- Set exercise:
Convert the listing below into a JSON array of strings, with each line as its own string and blank lines omitted.

--- begin Supplied records ---

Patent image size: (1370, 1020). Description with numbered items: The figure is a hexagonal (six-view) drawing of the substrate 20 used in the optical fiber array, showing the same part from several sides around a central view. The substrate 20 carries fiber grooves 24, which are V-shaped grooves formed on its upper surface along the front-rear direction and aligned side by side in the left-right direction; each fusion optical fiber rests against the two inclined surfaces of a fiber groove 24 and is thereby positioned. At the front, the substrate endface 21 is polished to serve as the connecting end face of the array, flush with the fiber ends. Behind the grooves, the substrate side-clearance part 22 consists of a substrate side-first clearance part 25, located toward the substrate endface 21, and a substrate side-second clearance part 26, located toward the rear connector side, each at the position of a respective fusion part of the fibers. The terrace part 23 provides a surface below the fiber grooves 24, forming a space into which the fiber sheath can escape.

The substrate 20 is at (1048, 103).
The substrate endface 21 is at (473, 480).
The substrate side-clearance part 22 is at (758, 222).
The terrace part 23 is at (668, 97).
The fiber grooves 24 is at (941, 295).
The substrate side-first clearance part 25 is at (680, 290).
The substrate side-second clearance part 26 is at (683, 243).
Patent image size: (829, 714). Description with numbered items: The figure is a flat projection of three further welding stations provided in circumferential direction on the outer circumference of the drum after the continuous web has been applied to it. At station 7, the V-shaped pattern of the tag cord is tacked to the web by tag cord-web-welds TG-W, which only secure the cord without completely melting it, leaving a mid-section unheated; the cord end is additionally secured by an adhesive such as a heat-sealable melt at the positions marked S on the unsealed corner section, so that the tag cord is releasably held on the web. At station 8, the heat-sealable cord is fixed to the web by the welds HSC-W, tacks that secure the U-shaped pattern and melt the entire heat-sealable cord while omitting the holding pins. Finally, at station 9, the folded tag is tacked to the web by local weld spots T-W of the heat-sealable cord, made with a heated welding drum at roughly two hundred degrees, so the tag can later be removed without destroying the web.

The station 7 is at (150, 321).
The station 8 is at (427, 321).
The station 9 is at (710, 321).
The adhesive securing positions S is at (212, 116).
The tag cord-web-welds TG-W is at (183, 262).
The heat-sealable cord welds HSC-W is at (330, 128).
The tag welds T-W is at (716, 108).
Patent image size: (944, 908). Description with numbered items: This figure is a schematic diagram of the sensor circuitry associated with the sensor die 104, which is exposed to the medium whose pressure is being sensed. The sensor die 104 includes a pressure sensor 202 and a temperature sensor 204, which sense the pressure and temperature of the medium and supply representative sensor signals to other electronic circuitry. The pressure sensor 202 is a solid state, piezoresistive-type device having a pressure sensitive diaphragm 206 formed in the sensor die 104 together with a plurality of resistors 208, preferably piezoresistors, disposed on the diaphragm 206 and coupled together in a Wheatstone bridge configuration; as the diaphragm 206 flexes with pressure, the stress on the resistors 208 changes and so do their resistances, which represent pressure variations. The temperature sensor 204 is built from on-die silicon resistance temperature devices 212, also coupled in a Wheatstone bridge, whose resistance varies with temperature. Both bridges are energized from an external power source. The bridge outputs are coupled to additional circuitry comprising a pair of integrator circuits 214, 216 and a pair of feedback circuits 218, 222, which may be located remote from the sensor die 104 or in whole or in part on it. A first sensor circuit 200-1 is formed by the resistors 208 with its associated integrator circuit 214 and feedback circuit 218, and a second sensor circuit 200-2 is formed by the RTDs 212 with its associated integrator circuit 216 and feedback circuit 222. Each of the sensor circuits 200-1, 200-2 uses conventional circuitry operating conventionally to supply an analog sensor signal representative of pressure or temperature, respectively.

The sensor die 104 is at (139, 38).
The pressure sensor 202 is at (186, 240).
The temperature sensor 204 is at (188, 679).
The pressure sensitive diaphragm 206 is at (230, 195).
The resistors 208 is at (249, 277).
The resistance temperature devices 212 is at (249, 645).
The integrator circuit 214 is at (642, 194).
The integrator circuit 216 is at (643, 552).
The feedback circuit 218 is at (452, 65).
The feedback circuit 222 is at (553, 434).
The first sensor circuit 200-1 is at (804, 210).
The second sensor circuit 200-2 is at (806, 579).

--- end Supplied records ---

- Written response:
[
  "Patent image size: (1370, 1020). Description with numbered items: The figure is a hexagonal (six-view) drawing of the substrate 20 used in the optical fiber array, showing the same part from several sides around a central view. The substrate 20 carries fiber grooves 24, which are V-shaped grooves formed on its upper surface along the front-rear direction and aligned side by side in the left-right direction; each fusion optical fiber rests against the two inclined surfaces of a fiber groove 24 and is thereby positioned. At the front, the substrate endface 21 is polished to serve as the connecting end face of the array, flush with the fiber ends. Behind the grooves, the substrate side-clearance part 22 consists of a substrate side-first clearance part 25, located toward the substrate endface 21, and a substrate side-second clearance part 26, located toward the rear connector side, each at the position of a respective fusion part of the fibers. The terrace part 23 provides a surface below the fiber grooves 24, forming a space into which the fiber sheath can escape.",
  "The substrate 20 is at (1048, 103).",
  "The substrate endface 21 is at (473, 480).",
  "The substrate side-clearance part 22 is at (758, 222).",
  "The terrace part 23 is at (668, 97).",
  "The fiber grooves 24 is at (941, 295).",
  "The substrate side-first clearance part 25 is at (680, 290).",
  "The substrate side-second clearance part 26 is at (683, 243).",
  "Patent image size: (829, 714). Description with numbered items: The figure is a flat projection of three further welding stations provided in circumferential direction on the outer circumference of the drum after the continuous web has been applied to it. At station 7, the V-shaped pattern of the tag cord is tacked to the web by tag cord-web-welds TG-W, which only secure the cord without completely melting it, leaving a mid-section unheated; the cord end is additionally secured by an adhesive such as a heat-sealable melt at the positions marked S on the unsealed corner section, so that the tag cord is releasably held on the web. At station 8, the heat-sealable cord is fixed to the web by the welds HSC-W, tacks that secure the U-shaped pattern and melt the entire heat-sealable cord while omitting the holding pins. Finally, at station 9, the folded tag is tacked to the web by local weld spots T-W of the heat-sealable cord, made with a heated welding drum at roughly two hundred degrees, so the tag can later be removed without destroying the web.",
  "The station 7 is at (150, 321).",
  "The station 8 is at (427, 321).",
  "The station 9 is at (710, 321).",
  "The adhesive securing positions S is at (212, 116).",
  "The tag cord-web-welds TG-W is at (183, 262).",
  "The heat-sealable cord welds HSC-W is at (330, 128).",
  "The tag welds T-W is at (716, 108).",
  "Patent image size: (944, 908). Description with numbered items: This figure is a schematic diagram of the sensor circuitry associated with the sensor die 104, which is exposed to the medium whose pressure is being sensed. The sensor die 104 includes a pressure sensor 202 and a temperature sensor 204, which sense the pressure and temperature of the medium and supply representative sensor signals to other electronic circuitry. The pressure sensor 202 is a solid state, piezoresistive-type device having a pressure sensitive diaphragm 206 formed in the sensor die 104 together with a plurality of resistors 208, preferably piezoresistors, disposed on the diaphragm 206 and coupled together in a Wheatstone bridge configuration; as the diaphragm 206 flexes with pressure, the stress on the resistors 208 changes and so do their resistances, which represent pressure variations. The temperature sensor 204 is built from on-die silicon resistance temperature devices 212, also coupled in a Wheatstone bridge, whose resistance varies with temperature. Both bridges are energized from an external power source. The bridge outputs are coupled to additional circuitry comprising a pair of integrator circuits 214, 216 and a pair of feedback circuits 218, 222, which may be located remote from the sensor die 104 or in whole or in part on it. A first sensor circuit 200-1 is formed by the resistors 208 with its associated integrator circuit 214 and feedback circuit 218, and a second sensor circuit 200-2 is formed by the RTDs 212 with its associated integrator circuit 216 and feedback circuit 222. Each of the sensor circuits 200-1, 200-2 uses conventional circuitry operating conventionally to supply an analog sensor signal representative of pressure or temperature, respectively.",
  "The sensor die 104 is at (139, 38).",
  "The pressure sensor 202 is at (186, 240).",
  "The temperature sensor 204 is at (188, 679).",
  "The pressure sensitive diaphragm 206 is at (230, 195).",
  "The resistors 208 is at (249, 277).",
  "The resistance temperature devices 212 is at (249, 645).",
  "The integrator circuit 214 is at (642, 194).",
  "The integrator circuit 216 is at (643, 552).",
  "The feedback circuit 218 is at (452, 65).",
  "The feedback circuit 222 is at (553, 434).",
  "The first sensor circuit 200-1 is at (804, 210).",
  "The second sensor circuit 200-2 is at (806, 579)."
]